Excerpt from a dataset
begin
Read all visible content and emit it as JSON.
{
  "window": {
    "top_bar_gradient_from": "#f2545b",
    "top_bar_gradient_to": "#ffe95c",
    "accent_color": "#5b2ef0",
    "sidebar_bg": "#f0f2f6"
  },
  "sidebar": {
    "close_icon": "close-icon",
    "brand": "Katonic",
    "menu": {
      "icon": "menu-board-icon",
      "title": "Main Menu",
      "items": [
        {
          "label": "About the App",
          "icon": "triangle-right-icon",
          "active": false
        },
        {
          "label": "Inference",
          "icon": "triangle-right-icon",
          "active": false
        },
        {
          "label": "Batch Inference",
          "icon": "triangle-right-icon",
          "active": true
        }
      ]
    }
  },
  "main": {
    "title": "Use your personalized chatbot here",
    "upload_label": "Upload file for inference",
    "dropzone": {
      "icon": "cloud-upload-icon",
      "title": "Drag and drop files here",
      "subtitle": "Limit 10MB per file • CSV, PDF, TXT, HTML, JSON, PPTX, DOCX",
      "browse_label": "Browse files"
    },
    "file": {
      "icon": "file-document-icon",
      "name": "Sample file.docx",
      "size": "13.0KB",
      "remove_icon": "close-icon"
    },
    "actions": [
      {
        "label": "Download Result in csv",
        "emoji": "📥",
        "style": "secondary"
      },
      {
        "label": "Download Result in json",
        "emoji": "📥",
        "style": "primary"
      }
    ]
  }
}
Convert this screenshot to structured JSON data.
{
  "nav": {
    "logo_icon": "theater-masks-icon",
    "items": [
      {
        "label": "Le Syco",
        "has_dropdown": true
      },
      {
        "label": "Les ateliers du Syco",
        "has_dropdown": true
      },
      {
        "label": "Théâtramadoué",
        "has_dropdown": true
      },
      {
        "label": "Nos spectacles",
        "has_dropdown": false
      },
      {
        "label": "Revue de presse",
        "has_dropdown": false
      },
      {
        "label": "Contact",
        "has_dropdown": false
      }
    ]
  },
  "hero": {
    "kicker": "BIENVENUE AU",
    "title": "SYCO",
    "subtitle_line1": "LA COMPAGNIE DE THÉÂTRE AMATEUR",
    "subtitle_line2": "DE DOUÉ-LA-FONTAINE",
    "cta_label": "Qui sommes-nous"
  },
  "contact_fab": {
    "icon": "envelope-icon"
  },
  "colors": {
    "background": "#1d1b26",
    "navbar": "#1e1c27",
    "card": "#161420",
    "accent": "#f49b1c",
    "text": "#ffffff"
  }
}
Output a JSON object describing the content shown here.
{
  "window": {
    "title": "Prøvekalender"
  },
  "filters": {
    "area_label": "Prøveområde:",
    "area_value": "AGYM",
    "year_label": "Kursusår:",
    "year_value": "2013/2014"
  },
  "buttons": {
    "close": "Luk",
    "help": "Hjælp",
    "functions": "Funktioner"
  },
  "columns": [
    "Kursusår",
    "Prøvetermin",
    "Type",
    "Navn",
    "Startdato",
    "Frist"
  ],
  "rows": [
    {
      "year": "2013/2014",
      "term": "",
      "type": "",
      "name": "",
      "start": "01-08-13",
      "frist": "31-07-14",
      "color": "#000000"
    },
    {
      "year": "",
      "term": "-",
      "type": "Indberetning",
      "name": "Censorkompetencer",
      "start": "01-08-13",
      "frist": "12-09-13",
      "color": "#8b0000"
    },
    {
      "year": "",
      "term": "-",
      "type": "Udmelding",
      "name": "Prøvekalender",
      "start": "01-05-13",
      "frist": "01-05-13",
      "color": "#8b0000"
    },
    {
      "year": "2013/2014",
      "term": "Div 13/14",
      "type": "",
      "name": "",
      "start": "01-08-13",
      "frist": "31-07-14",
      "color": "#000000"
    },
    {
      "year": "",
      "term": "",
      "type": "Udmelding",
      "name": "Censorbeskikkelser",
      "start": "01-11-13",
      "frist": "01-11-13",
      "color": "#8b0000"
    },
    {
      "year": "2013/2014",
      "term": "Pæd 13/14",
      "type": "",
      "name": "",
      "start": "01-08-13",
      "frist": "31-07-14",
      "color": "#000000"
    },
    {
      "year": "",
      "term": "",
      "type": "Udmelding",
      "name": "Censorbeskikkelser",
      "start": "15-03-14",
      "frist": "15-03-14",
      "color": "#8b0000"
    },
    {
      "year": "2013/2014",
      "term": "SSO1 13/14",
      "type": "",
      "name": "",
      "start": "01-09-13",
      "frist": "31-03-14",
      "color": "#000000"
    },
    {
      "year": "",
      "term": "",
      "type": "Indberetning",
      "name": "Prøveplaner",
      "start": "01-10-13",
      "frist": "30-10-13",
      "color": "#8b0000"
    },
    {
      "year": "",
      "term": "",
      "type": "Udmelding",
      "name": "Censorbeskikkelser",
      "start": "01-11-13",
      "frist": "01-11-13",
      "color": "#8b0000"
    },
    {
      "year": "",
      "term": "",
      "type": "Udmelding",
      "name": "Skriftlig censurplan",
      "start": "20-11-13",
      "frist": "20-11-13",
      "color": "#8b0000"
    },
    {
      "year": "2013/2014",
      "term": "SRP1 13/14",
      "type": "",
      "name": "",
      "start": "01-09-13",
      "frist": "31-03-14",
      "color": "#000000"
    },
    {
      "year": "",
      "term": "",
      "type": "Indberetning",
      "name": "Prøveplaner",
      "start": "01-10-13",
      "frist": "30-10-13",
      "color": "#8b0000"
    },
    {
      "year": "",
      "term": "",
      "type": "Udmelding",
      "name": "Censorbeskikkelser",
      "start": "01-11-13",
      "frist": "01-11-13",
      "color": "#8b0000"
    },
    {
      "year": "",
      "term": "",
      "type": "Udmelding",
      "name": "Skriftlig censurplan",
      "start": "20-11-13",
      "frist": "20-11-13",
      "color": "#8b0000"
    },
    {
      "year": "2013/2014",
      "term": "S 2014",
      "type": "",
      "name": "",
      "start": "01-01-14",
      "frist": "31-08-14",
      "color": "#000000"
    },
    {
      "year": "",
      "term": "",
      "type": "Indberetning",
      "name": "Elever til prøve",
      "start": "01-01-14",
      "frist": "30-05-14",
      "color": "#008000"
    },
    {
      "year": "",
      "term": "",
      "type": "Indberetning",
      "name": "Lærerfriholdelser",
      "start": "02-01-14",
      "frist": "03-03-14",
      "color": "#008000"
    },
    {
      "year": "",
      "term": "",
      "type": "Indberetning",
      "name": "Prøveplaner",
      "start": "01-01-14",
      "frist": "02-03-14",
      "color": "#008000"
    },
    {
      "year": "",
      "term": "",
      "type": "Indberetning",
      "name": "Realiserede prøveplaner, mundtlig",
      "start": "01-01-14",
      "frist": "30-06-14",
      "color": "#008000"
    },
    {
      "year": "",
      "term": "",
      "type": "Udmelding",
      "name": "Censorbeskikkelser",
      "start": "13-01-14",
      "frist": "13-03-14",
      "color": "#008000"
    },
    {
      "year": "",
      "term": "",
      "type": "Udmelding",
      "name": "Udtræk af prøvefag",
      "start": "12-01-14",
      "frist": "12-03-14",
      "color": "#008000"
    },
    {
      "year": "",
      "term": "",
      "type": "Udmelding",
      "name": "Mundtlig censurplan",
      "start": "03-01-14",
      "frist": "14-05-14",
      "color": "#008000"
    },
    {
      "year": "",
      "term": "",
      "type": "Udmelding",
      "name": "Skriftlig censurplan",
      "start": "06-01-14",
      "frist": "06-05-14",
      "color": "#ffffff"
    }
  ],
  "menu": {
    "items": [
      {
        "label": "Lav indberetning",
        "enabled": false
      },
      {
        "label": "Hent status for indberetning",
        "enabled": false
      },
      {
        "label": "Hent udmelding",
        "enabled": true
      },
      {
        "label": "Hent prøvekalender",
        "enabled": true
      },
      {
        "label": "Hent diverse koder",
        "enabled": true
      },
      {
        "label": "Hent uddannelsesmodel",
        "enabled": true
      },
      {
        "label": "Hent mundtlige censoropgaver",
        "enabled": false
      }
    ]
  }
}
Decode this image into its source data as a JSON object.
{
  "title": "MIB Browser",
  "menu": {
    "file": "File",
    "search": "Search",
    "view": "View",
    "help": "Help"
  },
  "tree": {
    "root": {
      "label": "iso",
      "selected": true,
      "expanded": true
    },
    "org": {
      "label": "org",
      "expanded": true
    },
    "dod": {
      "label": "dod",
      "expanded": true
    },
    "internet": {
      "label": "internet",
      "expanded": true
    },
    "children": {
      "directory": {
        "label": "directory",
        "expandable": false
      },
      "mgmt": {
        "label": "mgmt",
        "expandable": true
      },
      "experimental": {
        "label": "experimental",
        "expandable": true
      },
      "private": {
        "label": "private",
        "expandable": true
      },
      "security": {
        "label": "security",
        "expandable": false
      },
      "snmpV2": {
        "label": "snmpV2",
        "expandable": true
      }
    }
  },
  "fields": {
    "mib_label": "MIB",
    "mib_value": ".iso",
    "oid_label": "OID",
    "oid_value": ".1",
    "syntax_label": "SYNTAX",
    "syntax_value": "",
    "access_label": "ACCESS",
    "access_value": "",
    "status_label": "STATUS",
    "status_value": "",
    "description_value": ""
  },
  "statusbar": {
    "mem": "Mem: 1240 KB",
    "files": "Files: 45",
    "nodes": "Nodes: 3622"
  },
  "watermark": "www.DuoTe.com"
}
end
### [What to do]
Go over the records above line by line and count those holding the word "here". Reply only with the number.

### [Response]
3